(Some records)
::::

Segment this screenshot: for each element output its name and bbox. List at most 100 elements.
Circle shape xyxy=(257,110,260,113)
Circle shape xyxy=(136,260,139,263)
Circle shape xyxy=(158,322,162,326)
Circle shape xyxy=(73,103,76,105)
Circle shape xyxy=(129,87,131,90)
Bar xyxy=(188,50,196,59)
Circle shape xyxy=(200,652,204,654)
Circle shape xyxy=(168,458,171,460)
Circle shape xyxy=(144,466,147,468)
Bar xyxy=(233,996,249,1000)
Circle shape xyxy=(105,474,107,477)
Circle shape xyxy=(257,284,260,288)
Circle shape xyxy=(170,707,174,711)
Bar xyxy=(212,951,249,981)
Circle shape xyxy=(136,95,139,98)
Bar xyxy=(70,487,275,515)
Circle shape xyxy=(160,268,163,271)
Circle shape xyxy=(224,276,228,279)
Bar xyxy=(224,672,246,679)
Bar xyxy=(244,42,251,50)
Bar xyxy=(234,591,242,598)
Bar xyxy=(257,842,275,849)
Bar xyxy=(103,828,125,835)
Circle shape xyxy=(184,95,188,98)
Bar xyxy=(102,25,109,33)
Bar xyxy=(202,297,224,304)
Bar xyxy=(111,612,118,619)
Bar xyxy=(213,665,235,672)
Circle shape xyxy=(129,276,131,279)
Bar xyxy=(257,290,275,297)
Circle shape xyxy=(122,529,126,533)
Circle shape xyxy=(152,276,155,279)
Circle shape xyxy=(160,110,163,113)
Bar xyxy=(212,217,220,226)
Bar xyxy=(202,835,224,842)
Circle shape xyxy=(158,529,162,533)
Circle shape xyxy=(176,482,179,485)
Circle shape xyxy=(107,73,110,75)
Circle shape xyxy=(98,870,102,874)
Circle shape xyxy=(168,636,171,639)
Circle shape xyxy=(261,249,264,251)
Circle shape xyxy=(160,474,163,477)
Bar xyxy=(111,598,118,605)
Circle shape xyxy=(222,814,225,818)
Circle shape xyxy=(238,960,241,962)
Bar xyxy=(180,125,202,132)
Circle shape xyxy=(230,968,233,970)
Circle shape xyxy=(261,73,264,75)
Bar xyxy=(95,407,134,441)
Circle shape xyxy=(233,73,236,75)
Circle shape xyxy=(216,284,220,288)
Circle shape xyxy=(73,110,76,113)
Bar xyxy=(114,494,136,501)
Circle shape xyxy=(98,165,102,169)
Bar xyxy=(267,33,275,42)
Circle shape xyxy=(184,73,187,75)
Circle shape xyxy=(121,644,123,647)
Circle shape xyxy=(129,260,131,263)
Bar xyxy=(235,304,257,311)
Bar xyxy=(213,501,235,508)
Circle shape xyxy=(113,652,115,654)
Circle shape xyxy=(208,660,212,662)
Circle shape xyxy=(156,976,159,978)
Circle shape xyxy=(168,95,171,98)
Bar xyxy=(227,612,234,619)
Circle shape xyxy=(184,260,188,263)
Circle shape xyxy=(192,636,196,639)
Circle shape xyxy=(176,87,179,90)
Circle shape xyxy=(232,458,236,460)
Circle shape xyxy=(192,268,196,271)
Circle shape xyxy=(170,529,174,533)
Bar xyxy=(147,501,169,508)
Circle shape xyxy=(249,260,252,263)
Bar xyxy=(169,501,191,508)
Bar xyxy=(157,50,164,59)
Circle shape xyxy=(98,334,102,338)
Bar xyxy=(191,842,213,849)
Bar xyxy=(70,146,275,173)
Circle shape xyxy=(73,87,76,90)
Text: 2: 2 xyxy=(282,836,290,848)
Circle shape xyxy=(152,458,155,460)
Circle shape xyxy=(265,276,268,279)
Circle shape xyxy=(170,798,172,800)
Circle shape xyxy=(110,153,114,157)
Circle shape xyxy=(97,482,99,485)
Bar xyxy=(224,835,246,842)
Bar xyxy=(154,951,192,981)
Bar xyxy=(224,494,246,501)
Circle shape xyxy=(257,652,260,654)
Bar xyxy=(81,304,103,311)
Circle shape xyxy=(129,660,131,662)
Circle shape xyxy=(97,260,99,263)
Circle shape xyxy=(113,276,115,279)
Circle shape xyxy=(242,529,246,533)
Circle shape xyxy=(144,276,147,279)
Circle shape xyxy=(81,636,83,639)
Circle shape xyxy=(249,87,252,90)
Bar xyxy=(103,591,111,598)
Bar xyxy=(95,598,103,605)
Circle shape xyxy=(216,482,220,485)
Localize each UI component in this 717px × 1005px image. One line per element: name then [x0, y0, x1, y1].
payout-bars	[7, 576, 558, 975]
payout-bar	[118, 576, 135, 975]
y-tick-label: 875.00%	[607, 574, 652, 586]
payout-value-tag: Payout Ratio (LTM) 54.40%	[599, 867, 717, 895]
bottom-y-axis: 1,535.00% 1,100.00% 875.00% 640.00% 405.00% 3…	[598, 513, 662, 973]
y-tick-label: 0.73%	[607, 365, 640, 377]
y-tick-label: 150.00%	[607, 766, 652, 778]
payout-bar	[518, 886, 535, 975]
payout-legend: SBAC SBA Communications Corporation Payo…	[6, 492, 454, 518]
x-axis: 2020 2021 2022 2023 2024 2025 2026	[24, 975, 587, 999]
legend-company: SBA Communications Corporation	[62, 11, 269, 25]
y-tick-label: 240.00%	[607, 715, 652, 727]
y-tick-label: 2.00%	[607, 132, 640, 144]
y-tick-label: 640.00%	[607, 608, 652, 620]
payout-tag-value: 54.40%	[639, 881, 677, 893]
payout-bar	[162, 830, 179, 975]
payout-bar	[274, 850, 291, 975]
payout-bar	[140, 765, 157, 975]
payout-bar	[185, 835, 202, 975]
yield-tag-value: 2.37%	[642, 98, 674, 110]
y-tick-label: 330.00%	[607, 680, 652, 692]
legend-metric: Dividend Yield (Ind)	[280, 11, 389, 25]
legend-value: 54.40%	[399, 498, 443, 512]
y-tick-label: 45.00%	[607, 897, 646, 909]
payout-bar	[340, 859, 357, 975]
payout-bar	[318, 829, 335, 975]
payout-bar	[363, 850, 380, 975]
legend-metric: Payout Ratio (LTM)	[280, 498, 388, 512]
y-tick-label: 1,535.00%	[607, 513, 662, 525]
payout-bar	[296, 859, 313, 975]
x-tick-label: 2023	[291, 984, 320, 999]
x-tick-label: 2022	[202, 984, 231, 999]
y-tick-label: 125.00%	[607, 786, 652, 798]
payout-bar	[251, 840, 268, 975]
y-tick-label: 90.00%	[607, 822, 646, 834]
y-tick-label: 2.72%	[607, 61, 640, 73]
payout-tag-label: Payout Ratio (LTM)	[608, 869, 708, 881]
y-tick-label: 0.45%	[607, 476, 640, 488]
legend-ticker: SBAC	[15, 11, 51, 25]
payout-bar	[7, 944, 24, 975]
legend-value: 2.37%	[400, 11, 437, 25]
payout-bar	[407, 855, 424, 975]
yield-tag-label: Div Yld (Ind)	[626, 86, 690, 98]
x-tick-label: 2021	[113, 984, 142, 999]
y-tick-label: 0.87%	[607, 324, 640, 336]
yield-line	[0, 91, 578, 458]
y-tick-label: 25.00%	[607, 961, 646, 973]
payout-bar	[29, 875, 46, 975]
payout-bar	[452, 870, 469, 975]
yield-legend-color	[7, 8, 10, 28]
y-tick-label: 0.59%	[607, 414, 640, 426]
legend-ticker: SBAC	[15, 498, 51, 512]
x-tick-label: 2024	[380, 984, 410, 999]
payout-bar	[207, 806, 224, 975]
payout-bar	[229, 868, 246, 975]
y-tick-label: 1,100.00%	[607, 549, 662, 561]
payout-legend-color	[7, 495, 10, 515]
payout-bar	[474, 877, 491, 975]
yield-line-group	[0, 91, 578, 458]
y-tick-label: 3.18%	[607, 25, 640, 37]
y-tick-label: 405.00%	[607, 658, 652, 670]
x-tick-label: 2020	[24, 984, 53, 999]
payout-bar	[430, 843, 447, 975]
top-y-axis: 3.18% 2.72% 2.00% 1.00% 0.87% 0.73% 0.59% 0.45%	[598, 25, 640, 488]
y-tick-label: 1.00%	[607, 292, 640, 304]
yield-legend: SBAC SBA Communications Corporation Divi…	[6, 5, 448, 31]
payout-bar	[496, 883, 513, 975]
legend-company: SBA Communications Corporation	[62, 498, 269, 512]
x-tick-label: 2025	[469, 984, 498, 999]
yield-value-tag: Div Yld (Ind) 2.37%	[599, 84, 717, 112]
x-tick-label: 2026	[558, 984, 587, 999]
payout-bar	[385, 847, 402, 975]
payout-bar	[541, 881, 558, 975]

::::

* **EXERCISE AIM**
Count the lines above that contain the string "element", treating uppercase and lowercase as different. Give only the number.

* **IN RESPONSE**
2